- _Written task_
Lines containing "label" are to be counted. Report the count alone.

- _Extracted records_
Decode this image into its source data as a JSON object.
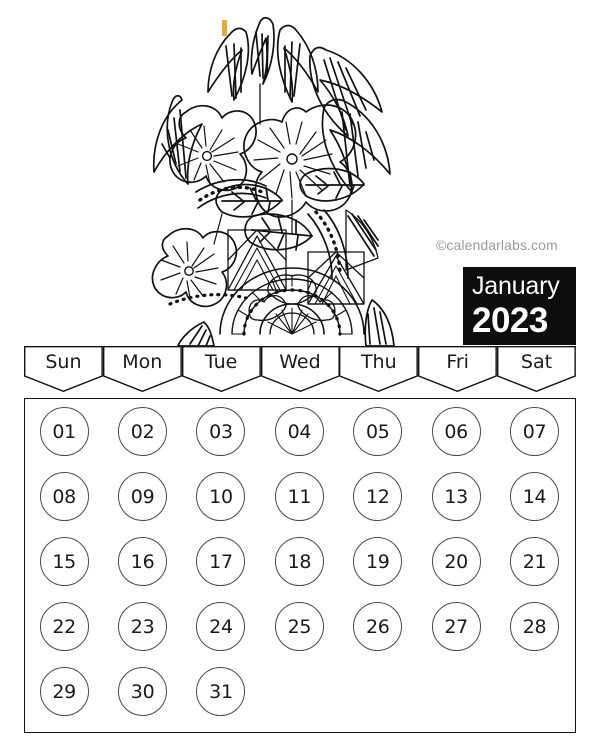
{
  "calendar": {
    "month": "January",
    "year": "2023",
    "watermark": "©calendarlabs.com",
    "weekdays": [
      {
        "label": "Sun"
      },
      {
        "label": "Mon"
      },
      {
        "label": "Tue"
      },
      {
        "label": "Wed"
      },
      {
        "label": "Thu"
      },
      {
        "label": "Fri"
      },
      {
        "label": "Sat"
      }
    ],
    "weeks": [
      [
        "01",
        "02",
        "03",
        "04",
        "05",
        "06",
        "07"
      ],
      [
        "08",
        "09",
        "10",
        "11",
        "12",
        "13",
        "14"
      ],
      [
        "15",
        "16",
        "17",
        "18",
        "19",
        "20",
        "21"
      ],
      [
        "22",
        "23",
        "24",
        "25",
        "26",
        "27",
        "28"
      ],
      [
        "29",
        "30",
        "31",
        "",
        "",
        "",
        ""
      ]
    ]
  },
  "illustration": {
    "name": "hibiscus-floral-line-art",
    "style": "black-and-white zentangle coloring page",
    "accent_color": "#e0a94a",
    "line_color": "#111111"
  },
  "colors": {
    "month_box_background": "#0d0d0d",
    "month_box_text": "#ffffff",
    "grid_border": "#111111",
    "circle_border": "#4a4a4a",
    "date_text": "#1a1a1a",
    "watermark_text": "#9a9a9a",
    "page_background": "#ffffff"
  }
}
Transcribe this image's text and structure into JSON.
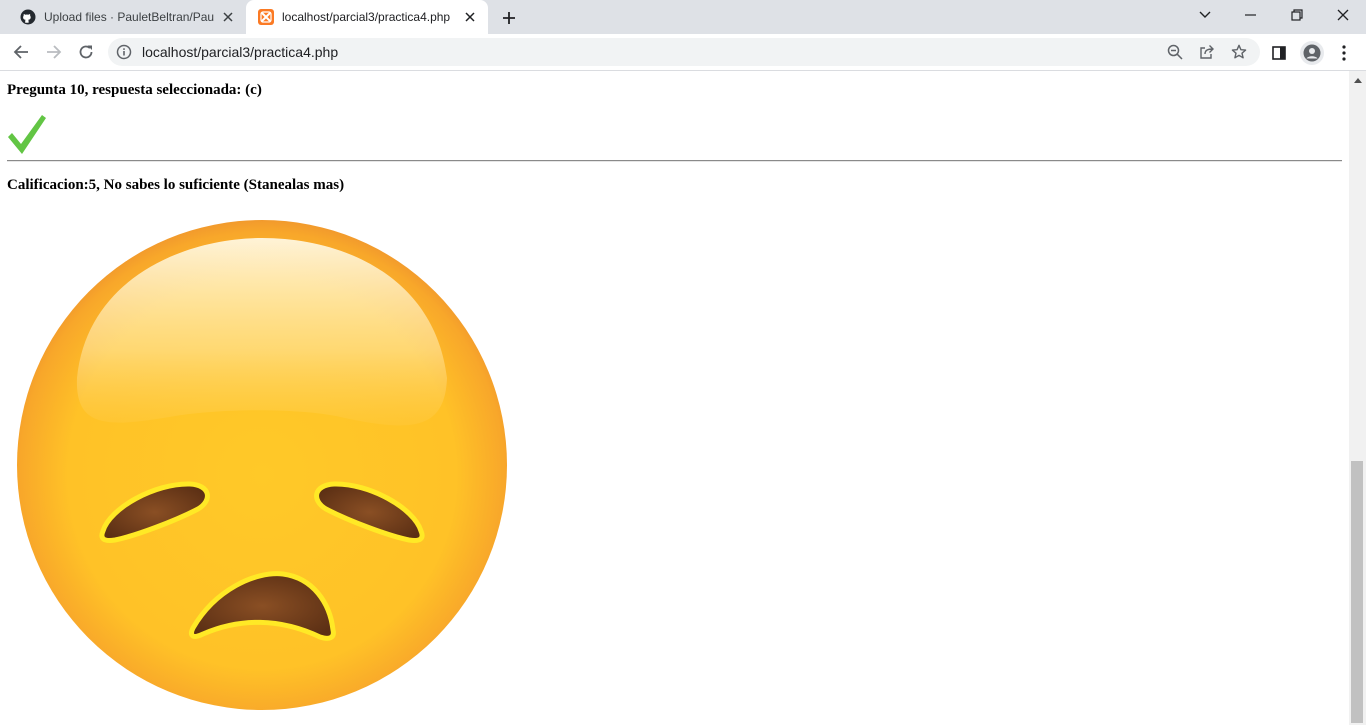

- _Response to the exercise_
7